**Fragmento:**
++++++++++
El mismo año en que Don León Ortiz de Rosas obtuvo el título de propiedad definitivo, encargó la administración de la estancia a su hijo Juan Manuel de Rosas. El futuro dictador comenzó allí su aprendizaje del oficio y de la vida. 

El viejo palomar
Así como la historia del “Rincón de López” puede ofrecerse como un episodio de la Conquista, ilustra también uno de los aspectos del pasado patrio. “Rosas — dice Ibarguren en su ya célebre biografía — encontró en el campo el medio concordante con su idiosincrasia y el ambiente propicio para desarrollar su personalidad física, psíquica y política. La áspera vida campera le encantaba irresistiblemente; quizás esa inclinación fuera heredada de su abuelo materno don Clemente López. “La pampa nutrió a Rosas y modeló en su persona el arquetipo del patrón. La estancia era un dilatado señorío: extensos dominios, rebaños numerosísimos, peones militarizados, trabajos rudos y guerra contra los indígenas. El patrón era caudillo, gobernante, diplomático y guerrero. Debía comprender a los paisanos e interpretar su alma para dominarlos, administrar hasta la extrema minucia para obtener el mayor provecho de la explotación, observar profundamente a las gentes y a los ganados, mirar a los ganados como si fueran hombres y manejar a los hombres como si fuesen ganados. Clasificar a los peones y a las bestias, dar a cada uno el destino que convenga, poner en cada rodeo los animales que concuerden con el tipo correspondiente, reunirlos, apartarlos, domarlos, castigarlos y matarlos si fuese necesario. Emplear constantemente sea la maña, sea la violencia.
++++++++++
**Tareas por realizar:**
(1) Según el fragmento sobre Rosas, ¿a quién encargó Don León Ortiz de Rosas la administración de la estancia?
(2) Indica si cada afirmación concuerda con el fragmento sobre Rosas: (a) Según Ibarguren, la inclinación de Rosas por la vida campera quizás venía de su abuelo materno. (b) La estancia contaba con pocos rebaños. (c) El patrón era únicamente guerrero.
(3) Reproduce del fragmento sobre Rosas todo lo que va desde "El mismo año" hasta "de la vida.".
Las líneas no hacen falta para resolver nada de esto.

**Datos registrados:**
++++++++++
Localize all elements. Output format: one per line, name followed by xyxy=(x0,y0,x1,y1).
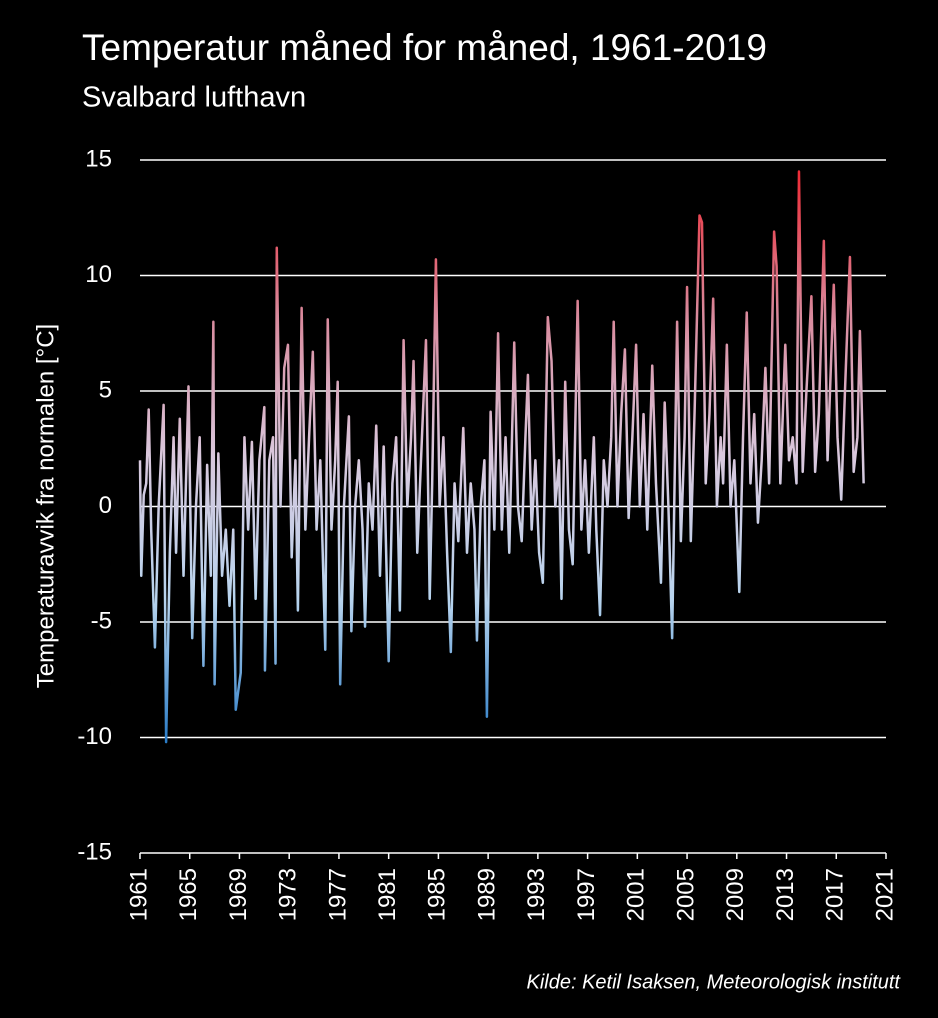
++++++++++
**Soluciones:**
(1) A su hijo Juan Manuel de Rosas.

(2)
(a) Sí: «quizás esa inclinación fuera heredada de su abuelo materno don Clemente López».
(b) No: «rebaños numerosísimos».
(c) No: «El patrón era caudillo, gobernante, diplomático y guerrero».

(3)
El mismo año en que Don León Ortiz de Rosas obtuvo el título de propiedad definitivo, encargó la administración de la estancia a su hijo Juan Manuel de Rosas. El futuro dictador comenzó allí su aprendizaje del oficio y de la vida.